[Dataset rows]
==================================================
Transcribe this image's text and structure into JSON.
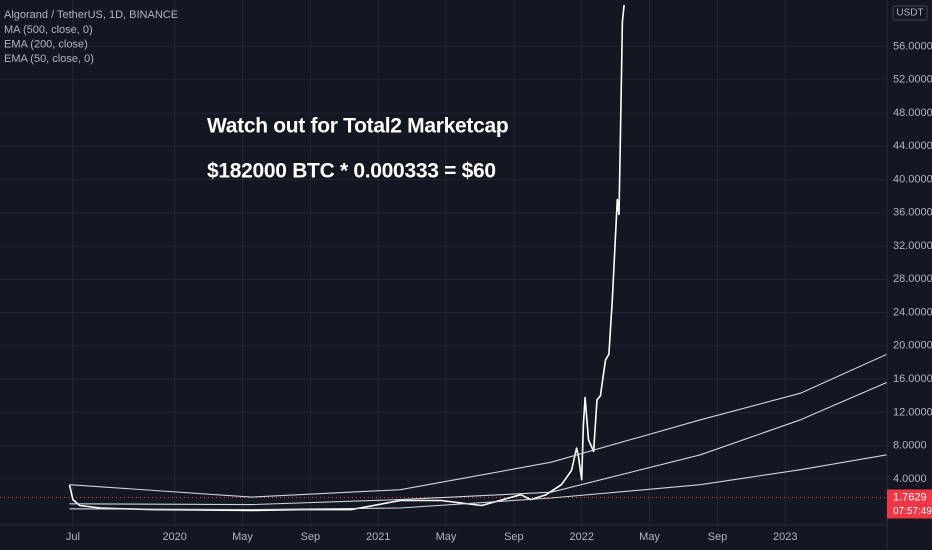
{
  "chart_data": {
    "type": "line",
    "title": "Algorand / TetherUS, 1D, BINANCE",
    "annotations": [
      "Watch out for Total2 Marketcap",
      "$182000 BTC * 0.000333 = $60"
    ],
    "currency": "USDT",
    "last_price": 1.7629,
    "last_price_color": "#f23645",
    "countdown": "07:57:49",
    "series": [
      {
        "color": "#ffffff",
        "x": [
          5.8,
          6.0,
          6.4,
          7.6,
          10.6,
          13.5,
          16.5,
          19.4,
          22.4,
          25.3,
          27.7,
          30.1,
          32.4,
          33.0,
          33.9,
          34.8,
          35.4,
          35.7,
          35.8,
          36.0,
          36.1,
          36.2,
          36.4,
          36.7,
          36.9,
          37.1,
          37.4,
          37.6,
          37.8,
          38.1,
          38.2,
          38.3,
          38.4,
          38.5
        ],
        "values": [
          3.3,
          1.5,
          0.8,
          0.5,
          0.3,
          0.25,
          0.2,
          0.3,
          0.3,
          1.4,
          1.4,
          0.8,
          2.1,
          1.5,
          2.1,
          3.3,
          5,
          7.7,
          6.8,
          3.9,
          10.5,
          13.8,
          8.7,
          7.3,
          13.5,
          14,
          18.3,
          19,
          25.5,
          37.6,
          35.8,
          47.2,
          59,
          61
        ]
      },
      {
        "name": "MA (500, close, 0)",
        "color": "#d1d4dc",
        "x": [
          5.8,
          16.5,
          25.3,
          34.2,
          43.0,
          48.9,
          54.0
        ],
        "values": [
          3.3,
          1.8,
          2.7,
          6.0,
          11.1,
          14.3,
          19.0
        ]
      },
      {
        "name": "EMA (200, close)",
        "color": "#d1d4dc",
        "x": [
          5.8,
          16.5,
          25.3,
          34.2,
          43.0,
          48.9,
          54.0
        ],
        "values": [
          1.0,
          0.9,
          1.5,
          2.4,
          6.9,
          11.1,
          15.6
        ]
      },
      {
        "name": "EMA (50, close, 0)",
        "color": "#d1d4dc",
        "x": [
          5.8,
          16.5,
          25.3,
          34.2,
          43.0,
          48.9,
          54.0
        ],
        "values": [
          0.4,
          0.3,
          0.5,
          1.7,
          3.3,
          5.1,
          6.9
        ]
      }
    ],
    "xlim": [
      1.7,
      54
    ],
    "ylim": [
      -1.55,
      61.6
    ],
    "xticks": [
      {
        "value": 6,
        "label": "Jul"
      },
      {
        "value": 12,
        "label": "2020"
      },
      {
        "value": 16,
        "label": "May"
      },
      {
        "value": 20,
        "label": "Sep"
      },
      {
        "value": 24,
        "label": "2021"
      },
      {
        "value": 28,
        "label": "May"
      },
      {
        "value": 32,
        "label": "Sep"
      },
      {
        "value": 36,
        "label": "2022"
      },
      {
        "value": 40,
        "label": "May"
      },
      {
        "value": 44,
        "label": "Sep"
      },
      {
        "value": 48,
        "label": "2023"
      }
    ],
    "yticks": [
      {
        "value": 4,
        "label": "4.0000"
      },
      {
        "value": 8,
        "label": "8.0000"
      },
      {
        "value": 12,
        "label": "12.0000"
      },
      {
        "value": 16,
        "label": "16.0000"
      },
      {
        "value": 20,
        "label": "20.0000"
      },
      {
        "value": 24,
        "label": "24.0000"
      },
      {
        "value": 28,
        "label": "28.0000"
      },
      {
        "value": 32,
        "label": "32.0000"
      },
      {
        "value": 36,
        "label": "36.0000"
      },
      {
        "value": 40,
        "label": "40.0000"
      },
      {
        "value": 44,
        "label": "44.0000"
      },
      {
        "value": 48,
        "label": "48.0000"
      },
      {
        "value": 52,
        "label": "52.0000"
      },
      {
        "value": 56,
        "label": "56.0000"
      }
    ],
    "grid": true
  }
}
==================================================
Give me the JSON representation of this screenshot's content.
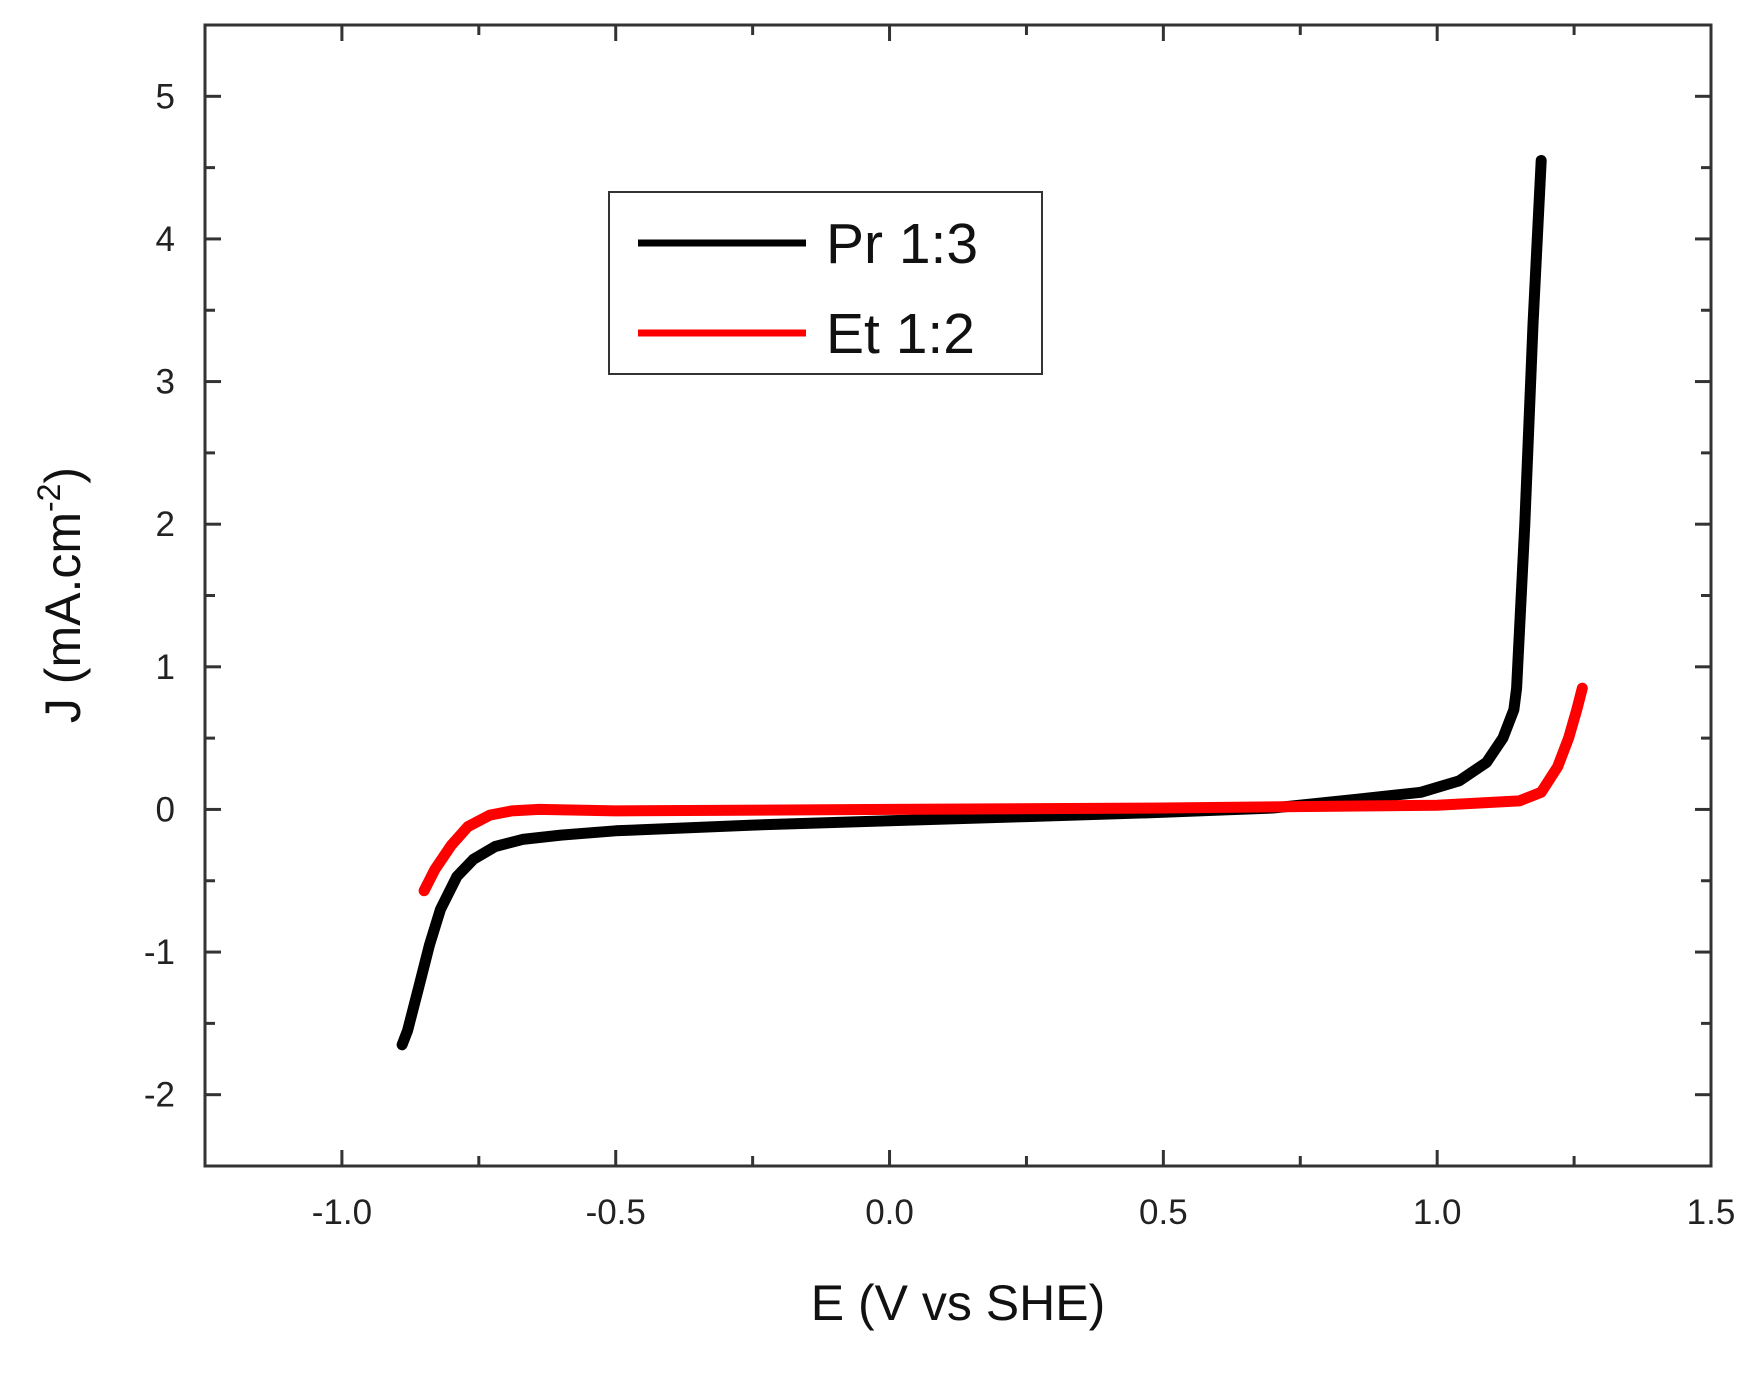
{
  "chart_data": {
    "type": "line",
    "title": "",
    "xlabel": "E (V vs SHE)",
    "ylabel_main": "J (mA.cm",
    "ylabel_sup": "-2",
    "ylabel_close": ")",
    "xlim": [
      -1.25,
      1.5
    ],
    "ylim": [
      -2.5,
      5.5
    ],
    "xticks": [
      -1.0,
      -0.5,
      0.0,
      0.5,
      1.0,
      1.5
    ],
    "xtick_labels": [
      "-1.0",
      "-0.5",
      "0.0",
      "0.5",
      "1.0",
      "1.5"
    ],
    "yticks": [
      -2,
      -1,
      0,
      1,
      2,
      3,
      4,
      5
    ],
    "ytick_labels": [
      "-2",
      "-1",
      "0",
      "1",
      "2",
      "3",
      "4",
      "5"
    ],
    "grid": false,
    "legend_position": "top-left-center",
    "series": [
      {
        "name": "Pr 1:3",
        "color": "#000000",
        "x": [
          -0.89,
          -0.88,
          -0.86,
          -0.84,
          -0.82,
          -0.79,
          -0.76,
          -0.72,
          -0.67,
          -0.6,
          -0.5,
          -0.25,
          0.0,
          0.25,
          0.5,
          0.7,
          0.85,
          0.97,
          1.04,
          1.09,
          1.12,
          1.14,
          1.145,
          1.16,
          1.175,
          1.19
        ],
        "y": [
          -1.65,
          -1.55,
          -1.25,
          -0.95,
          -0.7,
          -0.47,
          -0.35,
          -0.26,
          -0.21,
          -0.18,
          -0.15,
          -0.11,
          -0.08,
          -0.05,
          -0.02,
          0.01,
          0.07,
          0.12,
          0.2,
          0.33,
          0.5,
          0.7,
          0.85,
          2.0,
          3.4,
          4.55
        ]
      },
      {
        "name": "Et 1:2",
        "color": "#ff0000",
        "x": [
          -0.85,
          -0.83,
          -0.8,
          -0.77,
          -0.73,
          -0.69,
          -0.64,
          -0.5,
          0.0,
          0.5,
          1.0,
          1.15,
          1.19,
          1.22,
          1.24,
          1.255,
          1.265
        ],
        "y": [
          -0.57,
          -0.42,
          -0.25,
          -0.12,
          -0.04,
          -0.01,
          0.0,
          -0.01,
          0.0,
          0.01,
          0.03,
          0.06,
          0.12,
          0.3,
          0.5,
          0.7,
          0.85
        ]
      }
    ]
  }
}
==================================================
* **What you will do**: Give only the number of lines in the records that include the word "JSON".

* **Output for this exercise**: 2